What the exercise asks
Gather every line from the items below that contains the string "flange", and copy each one out in full.

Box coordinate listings
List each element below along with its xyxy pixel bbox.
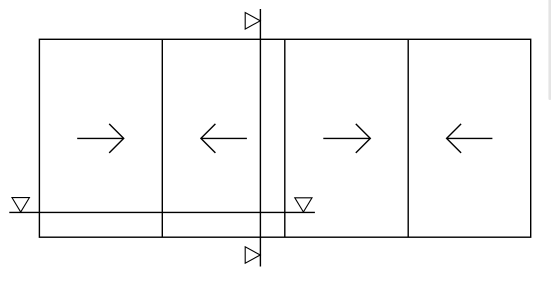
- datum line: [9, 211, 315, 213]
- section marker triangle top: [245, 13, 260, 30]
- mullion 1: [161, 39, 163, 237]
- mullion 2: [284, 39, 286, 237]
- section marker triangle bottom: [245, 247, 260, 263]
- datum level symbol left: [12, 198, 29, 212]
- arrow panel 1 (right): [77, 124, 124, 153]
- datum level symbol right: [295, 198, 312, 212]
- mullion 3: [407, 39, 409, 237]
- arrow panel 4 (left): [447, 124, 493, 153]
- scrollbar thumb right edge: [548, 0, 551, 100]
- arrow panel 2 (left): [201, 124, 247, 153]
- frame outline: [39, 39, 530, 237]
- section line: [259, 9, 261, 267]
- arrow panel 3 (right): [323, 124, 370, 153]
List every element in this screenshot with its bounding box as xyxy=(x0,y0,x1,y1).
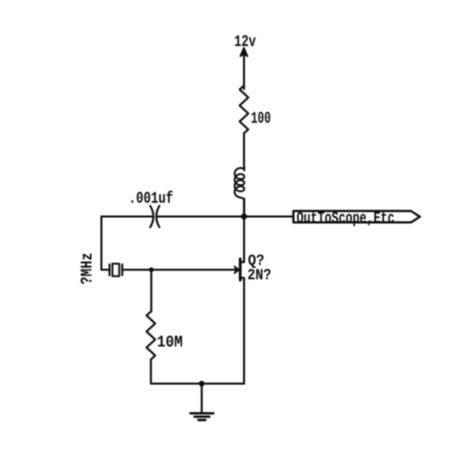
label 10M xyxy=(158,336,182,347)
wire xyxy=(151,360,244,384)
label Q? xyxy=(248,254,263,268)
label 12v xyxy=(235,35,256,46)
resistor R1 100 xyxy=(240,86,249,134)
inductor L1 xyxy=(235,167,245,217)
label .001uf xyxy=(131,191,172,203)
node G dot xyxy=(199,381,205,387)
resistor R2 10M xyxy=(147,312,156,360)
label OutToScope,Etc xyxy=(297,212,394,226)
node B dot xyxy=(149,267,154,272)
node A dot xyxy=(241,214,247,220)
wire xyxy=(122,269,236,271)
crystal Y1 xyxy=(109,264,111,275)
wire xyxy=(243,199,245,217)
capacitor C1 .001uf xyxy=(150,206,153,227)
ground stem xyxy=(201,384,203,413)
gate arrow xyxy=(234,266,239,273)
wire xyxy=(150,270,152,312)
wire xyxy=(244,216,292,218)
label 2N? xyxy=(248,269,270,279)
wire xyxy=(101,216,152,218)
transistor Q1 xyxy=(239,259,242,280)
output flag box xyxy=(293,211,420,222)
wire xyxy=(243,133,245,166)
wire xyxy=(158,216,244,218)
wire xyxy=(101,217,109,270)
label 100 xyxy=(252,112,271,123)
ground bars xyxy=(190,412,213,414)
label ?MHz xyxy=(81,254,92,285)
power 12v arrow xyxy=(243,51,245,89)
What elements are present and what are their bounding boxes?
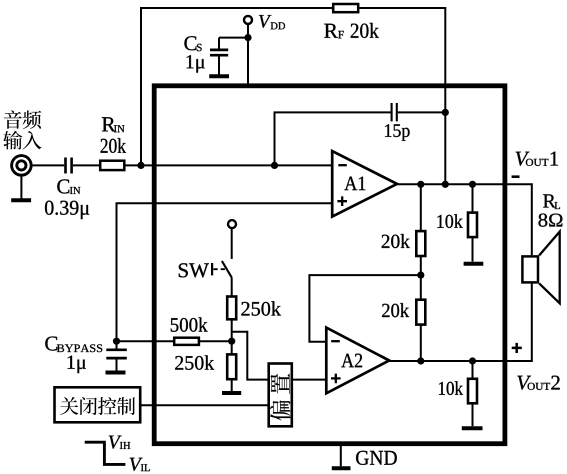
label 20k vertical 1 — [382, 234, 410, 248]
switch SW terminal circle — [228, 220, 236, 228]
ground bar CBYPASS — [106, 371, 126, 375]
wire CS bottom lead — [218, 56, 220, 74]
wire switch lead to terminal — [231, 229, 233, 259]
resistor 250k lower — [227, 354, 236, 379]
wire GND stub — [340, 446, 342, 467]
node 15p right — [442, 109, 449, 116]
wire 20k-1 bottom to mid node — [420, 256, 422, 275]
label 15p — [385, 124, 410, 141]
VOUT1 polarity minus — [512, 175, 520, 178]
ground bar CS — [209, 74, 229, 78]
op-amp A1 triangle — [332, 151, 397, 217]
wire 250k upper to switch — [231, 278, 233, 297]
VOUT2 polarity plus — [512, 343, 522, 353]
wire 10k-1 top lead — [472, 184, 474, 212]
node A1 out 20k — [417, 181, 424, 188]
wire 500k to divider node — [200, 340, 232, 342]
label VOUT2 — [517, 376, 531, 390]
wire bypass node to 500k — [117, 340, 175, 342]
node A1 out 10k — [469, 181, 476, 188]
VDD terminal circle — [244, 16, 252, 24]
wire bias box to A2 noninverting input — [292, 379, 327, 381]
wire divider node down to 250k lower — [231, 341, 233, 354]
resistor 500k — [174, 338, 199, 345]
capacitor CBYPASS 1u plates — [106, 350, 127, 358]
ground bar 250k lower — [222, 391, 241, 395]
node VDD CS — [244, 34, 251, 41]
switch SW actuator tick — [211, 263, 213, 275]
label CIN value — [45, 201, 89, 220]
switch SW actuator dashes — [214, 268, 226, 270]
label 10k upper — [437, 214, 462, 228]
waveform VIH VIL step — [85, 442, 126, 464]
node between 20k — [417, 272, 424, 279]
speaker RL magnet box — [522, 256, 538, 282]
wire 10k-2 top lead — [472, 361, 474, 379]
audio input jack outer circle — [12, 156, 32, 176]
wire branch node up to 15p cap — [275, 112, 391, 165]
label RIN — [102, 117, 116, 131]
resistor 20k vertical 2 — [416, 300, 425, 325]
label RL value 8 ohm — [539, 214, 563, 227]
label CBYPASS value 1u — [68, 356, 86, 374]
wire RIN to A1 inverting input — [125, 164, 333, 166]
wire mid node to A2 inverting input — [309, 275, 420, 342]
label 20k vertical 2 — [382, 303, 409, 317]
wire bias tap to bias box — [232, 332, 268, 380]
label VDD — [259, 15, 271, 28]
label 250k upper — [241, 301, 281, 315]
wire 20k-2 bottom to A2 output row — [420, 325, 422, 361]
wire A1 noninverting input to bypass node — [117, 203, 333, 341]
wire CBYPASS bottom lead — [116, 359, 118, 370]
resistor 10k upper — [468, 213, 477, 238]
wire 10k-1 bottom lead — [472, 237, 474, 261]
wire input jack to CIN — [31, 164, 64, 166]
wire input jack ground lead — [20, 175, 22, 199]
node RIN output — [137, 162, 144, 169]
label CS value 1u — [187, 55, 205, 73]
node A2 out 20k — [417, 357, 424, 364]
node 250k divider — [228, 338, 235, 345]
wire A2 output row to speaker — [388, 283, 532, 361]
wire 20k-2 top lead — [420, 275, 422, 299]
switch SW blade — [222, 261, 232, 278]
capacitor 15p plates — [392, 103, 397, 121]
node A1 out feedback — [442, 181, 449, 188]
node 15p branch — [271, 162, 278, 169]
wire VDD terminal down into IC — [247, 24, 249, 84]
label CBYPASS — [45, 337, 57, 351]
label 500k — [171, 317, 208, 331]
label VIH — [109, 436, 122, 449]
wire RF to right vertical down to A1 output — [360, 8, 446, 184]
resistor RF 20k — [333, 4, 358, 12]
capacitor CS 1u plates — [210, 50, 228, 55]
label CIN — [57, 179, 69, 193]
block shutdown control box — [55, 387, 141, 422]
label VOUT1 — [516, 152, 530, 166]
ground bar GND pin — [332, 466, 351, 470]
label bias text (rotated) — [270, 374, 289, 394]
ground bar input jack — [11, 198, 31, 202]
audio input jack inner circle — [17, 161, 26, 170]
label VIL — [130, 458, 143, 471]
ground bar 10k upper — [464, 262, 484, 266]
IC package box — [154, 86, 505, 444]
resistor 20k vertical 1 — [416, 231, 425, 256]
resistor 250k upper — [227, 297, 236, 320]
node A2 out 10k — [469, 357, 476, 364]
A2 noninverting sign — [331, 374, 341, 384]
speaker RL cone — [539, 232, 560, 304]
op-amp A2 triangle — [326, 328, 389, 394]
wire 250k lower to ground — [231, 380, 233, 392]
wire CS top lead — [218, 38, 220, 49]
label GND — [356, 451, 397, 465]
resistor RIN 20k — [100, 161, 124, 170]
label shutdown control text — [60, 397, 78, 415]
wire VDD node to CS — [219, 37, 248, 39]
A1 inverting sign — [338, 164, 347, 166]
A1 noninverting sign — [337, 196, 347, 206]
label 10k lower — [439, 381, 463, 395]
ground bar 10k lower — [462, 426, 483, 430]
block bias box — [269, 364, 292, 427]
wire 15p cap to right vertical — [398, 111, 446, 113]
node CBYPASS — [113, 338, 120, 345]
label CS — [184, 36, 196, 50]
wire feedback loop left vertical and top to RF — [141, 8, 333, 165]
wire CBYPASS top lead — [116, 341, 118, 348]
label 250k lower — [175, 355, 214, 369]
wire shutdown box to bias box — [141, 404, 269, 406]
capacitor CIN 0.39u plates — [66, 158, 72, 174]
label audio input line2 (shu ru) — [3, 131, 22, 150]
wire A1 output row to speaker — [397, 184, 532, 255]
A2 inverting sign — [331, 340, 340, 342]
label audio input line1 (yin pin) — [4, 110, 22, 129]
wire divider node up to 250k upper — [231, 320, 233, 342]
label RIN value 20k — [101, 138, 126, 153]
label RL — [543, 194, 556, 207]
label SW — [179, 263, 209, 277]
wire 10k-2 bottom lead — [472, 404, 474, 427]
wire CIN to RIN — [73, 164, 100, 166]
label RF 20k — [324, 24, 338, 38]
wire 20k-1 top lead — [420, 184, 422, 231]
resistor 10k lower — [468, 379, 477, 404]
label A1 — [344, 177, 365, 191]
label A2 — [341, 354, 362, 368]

* * *

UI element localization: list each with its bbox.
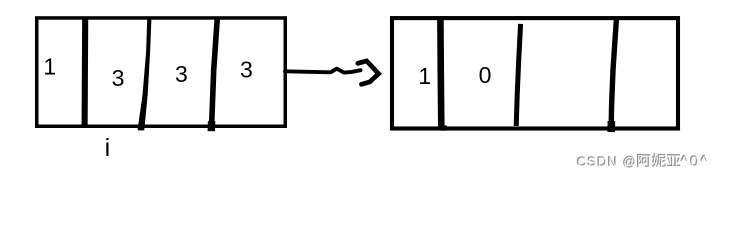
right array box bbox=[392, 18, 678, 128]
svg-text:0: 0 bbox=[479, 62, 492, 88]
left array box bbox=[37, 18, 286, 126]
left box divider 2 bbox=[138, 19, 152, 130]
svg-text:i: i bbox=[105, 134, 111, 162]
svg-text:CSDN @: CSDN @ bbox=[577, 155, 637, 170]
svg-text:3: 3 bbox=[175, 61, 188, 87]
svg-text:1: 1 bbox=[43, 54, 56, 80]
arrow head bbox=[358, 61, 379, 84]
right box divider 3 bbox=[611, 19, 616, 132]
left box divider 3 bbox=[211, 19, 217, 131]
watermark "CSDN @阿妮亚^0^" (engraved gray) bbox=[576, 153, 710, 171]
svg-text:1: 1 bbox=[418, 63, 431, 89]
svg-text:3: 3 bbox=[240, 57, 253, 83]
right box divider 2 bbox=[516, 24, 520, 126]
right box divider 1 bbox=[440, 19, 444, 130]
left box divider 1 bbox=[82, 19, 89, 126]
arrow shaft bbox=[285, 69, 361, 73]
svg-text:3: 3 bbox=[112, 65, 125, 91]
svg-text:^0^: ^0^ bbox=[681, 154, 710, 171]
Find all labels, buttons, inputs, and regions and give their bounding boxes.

...

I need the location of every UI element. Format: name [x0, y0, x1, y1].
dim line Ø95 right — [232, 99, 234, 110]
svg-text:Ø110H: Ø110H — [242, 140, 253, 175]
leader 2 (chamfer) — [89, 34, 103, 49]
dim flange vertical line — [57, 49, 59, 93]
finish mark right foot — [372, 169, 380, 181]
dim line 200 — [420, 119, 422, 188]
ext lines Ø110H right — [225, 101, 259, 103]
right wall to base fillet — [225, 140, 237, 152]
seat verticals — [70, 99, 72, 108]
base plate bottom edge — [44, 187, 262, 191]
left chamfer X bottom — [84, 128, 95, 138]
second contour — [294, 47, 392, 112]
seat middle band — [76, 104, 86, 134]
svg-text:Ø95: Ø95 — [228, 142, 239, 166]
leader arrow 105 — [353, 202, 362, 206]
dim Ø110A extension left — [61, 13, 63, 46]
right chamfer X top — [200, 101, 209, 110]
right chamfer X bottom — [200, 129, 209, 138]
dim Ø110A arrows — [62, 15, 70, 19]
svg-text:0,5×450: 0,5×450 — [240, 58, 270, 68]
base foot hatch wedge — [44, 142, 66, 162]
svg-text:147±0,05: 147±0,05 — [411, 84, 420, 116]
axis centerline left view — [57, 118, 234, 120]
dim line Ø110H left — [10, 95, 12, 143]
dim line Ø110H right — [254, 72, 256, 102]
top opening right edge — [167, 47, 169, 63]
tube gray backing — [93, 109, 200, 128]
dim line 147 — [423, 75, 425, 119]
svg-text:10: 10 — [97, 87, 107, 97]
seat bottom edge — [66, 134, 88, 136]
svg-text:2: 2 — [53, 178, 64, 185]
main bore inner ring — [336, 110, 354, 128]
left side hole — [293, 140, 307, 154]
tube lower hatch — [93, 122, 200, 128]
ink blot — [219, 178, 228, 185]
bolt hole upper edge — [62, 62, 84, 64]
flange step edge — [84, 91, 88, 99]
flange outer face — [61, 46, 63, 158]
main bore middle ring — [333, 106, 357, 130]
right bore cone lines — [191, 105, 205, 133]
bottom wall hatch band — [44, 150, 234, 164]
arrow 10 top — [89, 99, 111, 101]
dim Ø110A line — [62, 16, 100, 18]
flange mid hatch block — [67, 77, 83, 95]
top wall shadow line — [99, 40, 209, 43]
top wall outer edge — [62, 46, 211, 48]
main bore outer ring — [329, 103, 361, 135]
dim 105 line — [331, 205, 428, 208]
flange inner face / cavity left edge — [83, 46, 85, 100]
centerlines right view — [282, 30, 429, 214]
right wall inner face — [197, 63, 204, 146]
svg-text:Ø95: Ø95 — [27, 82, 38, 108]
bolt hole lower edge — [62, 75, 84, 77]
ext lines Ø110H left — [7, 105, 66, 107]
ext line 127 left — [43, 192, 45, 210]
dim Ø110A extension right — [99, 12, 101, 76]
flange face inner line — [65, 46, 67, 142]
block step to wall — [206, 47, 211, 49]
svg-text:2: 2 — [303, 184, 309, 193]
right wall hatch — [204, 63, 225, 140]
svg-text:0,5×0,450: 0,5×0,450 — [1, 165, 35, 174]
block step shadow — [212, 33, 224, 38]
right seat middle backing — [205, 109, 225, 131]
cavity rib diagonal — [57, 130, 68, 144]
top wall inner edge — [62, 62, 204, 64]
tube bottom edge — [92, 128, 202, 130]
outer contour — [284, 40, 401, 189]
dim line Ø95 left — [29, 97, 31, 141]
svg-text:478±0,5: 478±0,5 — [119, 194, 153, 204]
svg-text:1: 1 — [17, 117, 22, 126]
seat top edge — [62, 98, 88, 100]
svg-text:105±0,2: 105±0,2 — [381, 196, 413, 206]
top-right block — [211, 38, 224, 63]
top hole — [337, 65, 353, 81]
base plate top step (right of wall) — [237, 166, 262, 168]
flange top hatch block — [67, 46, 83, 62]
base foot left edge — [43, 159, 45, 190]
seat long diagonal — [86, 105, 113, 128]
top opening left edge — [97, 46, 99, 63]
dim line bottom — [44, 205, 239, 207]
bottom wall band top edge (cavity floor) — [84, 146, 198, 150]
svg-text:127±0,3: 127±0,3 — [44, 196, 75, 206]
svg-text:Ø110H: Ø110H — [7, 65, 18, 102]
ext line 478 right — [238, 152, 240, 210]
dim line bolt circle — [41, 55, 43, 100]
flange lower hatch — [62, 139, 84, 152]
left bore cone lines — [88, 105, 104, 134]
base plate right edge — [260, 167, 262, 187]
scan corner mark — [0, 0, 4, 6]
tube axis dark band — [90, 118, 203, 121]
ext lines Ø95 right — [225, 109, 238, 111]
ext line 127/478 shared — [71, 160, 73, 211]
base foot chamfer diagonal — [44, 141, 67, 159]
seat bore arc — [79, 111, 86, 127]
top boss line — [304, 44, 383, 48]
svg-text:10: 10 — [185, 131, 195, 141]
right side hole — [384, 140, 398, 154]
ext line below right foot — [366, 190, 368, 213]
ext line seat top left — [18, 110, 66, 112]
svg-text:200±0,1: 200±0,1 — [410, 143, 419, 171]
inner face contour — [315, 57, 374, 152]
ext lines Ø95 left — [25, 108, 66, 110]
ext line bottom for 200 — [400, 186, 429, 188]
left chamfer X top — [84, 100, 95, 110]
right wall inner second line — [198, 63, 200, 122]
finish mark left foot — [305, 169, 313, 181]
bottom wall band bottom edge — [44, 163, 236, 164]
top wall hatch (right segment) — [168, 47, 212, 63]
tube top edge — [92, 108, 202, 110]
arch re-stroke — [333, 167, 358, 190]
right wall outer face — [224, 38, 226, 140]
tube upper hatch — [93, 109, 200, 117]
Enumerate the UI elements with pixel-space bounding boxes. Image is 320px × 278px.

Exercise response
dim flange vertical line — [57, 49, 59, 93]
flange step edge — [84, 91, 88, 99]
flange outer face — [61, 46, 63, 158]
flange mid hatch block — [67, 77, 83, 95]
flange inner face / cavity left edge — [83, 46, 85, 100]
flange face inner line — [65, 46, 67, 142]
flange top hatch block — [67, 46, 83, 62]
flange lower hatch — [62, 139, 84, 152]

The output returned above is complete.